___ RECORDED INFORMATION ___

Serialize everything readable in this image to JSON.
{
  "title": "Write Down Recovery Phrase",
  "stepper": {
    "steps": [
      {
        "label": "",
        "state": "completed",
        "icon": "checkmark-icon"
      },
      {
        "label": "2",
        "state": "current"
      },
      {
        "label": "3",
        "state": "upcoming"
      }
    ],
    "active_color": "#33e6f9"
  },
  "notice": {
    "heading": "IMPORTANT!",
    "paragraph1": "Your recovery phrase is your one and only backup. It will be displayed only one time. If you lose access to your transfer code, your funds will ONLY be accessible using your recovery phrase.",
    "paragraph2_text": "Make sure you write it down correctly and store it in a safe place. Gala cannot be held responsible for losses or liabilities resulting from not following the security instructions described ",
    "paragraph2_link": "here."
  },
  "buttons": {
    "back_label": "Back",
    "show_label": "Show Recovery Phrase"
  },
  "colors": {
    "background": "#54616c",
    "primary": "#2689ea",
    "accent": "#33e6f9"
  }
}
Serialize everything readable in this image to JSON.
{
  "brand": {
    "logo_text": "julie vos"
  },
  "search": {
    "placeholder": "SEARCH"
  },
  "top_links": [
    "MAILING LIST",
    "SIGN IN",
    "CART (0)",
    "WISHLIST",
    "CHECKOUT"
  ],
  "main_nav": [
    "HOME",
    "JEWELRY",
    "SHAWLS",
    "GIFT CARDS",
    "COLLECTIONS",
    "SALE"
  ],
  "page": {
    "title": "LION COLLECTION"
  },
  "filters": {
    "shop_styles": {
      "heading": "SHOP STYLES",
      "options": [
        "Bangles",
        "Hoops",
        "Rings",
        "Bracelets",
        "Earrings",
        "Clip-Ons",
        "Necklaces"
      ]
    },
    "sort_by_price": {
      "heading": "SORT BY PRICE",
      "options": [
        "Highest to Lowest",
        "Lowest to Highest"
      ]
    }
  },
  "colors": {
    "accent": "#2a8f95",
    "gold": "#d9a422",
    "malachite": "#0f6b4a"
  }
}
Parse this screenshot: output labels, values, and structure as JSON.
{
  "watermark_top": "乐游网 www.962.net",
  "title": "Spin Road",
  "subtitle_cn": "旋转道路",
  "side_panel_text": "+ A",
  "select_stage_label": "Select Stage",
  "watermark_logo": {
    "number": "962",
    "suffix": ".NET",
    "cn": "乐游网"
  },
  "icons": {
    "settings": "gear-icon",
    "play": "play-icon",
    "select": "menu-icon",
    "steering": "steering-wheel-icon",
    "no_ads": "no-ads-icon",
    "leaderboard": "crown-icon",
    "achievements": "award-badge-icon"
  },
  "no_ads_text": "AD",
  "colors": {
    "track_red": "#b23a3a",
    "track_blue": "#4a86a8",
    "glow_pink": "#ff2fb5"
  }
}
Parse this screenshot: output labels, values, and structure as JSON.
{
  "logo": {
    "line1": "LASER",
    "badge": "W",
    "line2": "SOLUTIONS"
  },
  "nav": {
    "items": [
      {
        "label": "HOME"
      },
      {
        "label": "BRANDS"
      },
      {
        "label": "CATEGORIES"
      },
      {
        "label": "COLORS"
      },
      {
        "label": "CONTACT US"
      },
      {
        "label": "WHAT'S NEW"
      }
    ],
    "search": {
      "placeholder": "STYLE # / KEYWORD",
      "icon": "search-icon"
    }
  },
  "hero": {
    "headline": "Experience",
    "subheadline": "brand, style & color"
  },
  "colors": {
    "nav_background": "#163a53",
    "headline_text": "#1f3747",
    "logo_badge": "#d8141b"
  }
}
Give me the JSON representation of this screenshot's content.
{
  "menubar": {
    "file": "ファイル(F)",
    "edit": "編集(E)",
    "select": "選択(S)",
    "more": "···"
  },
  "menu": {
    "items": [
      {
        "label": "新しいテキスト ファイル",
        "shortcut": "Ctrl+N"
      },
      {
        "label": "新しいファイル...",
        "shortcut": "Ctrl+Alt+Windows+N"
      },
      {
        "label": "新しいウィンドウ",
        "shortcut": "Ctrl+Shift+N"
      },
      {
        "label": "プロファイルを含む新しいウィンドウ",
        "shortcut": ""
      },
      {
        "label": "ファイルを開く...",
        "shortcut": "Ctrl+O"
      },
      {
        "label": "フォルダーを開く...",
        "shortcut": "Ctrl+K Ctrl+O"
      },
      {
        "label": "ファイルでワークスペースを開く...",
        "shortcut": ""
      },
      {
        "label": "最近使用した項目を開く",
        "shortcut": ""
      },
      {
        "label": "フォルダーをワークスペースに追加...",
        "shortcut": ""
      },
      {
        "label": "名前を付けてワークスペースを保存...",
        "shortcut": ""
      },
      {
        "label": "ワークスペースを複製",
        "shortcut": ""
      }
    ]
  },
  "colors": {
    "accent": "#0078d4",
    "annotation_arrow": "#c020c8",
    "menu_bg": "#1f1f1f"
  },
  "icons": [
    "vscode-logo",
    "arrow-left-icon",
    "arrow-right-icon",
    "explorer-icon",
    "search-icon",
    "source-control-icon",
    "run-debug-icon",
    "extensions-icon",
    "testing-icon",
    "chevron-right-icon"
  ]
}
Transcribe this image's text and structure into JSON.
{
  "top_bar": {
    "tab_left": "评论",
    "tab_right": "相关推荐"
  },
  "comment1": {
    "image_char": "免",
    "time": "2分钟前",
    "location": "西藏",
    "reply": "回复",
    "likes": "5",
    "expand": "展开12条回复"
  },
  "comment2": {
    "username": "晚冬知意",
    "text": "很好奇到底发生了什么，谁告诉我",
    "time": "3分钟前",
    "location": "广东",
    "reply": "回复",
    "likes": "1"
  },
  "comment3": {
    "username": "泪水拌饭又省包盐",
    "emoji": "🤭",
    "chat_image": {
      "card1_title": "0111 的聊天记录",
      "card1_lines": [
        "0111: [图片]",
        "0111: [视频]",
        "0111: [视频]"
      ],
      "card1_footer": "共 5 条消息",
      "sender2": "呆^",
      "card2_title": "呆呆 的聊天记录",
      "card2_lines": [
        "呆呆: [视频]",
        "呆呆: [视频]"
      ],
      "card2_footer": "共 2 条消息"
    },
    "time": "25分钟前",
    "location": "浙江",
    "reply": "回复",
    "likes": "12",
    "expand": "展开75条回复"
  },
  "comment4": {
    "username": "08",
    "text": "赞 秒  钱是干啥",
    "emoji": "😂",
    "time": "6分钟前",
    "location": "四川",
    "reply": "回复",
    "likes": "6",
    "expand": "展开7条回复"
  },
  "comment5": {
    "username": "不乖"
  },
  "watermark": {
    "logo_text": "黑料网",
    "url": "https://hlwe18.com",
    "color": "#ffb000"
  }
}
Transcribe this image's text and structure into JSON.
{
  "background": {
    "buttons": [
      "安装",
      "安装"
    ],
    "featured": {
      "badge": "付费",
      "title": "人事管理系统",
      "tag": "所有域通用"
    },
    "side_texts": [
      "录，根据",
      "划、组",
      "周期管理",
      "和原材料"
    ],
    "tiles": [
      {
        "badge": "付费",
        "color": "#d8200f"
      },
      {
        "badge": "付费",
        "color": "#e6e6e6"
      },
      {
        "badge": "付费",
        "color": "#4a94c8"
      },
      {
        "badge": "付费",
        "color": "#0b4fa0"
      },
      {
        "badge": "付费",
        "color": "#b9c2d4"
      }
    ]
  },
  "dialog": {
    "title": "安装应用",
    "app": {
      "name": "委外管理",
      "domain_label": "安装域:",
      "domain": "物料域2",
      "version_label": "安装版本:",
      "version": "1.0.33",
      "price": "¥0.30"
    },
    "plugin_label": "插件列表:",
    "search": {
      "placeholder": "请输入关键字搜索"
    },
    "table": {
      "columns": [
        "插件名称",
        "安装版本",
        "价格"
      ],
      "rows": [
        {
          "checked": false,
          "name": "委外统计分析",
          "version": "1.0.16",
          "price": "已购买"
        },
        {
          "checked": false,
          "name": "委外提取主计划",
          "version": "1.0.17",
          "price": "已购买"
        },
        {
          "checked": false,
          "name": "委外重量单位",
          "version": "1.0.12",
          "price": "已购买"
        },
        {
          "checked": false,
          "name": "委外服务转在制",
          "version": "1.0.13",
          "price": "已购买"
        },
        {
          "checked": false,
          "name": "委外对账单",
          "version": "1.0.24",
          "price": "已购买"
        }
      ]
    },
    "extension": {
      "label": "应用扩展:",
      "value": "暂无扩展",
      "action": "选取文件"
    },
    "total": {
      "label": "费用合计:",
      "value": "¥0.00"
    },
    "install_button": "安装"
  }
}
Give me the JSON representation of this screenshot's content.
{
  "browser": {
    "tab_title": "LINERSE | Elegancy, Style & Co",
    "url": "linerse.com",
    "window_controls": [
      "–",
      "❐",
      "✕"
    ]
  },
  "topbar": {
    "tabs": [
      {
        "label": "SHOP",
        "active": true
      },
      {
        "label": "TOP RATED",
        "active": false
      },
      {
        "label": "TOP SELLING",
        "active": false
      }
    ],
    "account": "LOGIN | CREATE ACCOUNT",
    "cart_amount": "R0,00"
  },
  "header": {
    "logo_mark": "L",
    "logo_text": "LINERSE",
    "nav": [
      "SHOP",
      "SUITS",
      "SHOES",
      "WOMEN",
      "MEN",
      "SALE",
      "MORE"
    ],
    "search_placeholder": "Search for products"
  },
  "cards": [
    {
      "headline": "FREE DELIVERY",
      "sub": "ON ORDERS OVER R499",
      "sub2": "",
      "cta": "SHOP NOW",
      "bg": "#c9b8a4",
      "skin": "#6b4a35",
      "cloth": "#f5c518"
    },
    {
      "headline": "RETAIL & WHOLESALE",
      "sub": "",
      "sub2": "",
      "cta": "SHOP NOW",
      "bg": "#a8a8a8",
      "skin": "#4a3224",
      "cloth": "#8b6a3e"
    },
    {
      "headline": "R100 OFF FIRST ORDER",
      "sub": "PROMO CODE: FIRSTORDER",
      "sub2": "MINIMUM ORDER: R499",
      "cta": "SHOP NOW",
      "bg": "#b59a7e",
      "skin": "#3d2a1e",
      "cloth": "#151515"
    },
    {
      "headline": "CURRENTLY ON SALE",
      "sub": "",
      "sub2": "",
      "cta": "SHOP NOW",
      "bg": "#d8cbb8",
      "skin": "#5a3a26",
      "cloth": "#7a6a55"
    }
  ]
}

___

WORK INSTRUCTIONS
Show each line of the data that contains the string "state".

WRITTEN SOLUTION
        "state": "completed",
        "state": "current"
        "state": "upcoming"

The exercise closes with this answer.